Output the material exactly, but drop every image it holds.

* * * *

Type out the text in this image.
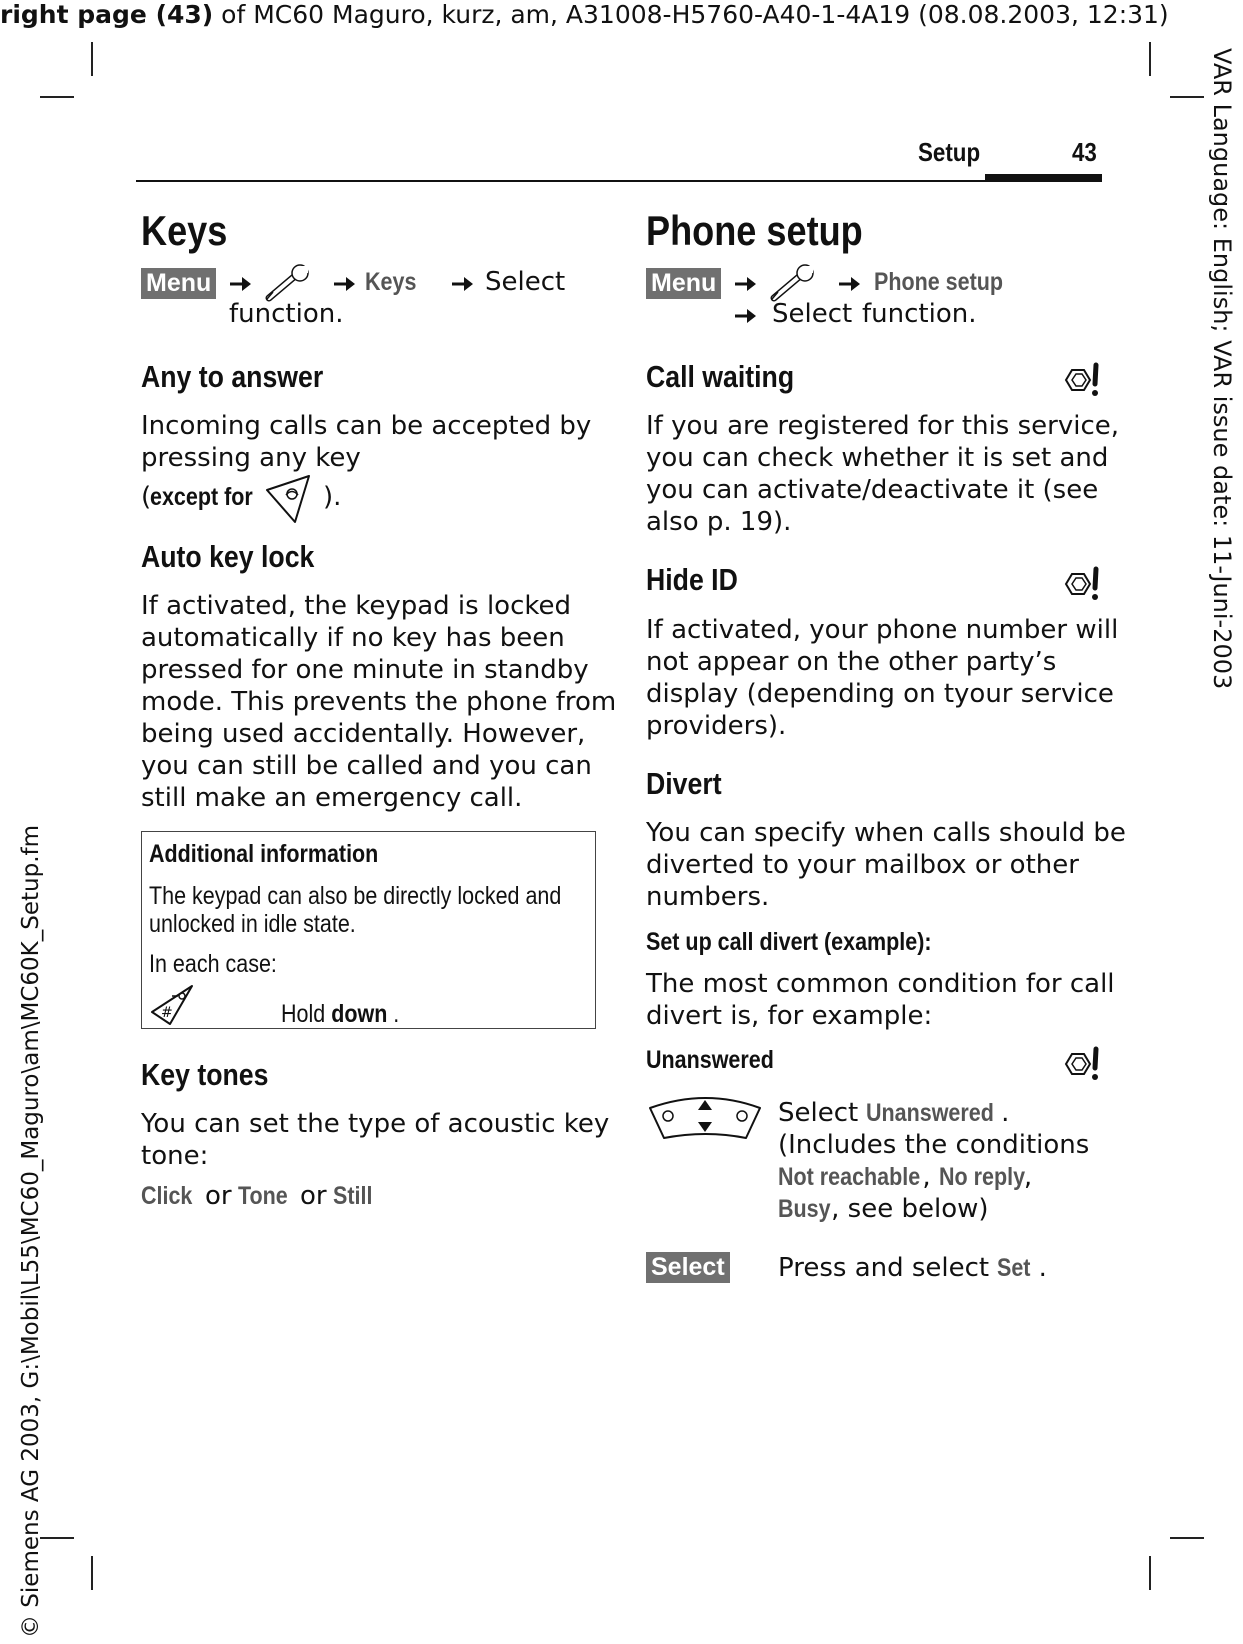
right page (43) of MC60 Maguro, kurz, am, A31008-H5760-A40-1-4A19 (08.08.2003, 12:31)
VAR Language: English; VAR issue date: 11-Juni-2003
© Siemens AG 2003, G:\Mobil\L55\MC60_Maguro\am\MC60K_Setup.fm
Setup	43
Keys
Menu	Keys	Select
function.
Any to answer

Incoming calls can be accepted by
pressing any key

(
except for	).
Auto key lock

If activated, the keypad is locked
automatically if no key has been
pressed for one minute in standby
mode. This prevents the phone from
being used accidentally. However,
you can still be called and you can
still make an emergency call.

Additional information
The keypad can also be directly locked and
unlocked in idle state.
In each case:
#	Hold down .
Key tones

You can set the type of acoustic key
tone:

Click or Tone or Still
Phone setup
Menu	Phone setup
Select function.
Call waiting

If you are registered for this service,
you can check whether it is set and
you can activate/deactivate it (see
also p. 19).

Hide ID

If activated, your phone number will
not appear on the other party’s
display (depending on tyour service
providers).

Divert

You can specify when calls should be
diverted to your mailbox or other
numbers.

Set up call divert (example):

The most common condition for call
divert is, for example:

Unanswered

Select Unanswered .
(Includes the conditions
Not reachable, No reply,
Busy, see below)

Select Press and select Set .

* * * *

### RESPONSE TO THE TASK
Type out the text in this image.
right page (43) of MC60 Maguro, kurz, am, A31008-H5760-A40-1-4A19 (08.08.2003, 12:31)
VAR Language: English; VAR issue date: 11-Juni-2003
© Siemens AG 2003, G:\Mobil\L55\MC60_Maguro\am\MC60K_Setup.fm
Setup	43
Keys
Menu	Keys	Select
function.
Any to answer

Incoming calls can be accepted by
pressing any key

(
except for	).
Auto key lock

If activated, the keypad is locked
automatically if no key has been
pressed for one minute in standby
mode. This prevents the phone from
being used accidentally. However,
you can still be called and you can
still make an emergency call.

Additional information
The keypad can also be directly locked and
unlocked in idle state.
In each case:
#	Hold down .
Key tones

You can set the type of acoustic key
tone:

Click or Tone or Still
Phone setup
Menu	Phone setup
Select function.
Call waiting

If you are registered for this service,
you can check whether it is set and
you can activate/deactivate it (see
also p. 19).

Hide ID

If activated, your phone number will
not appear on the other party’s
display (depending on tyour service
providers).

Divert

You can specify when calls should be
diverted to your mailbox or other
numbers.

Set up call divert (example):

The most common condition for call
divert is, for example:

Unanswered

Select Unanswered .
(Includes the conditions
Not reachable, No reply,
Busy, see below)

Select Press and select Set .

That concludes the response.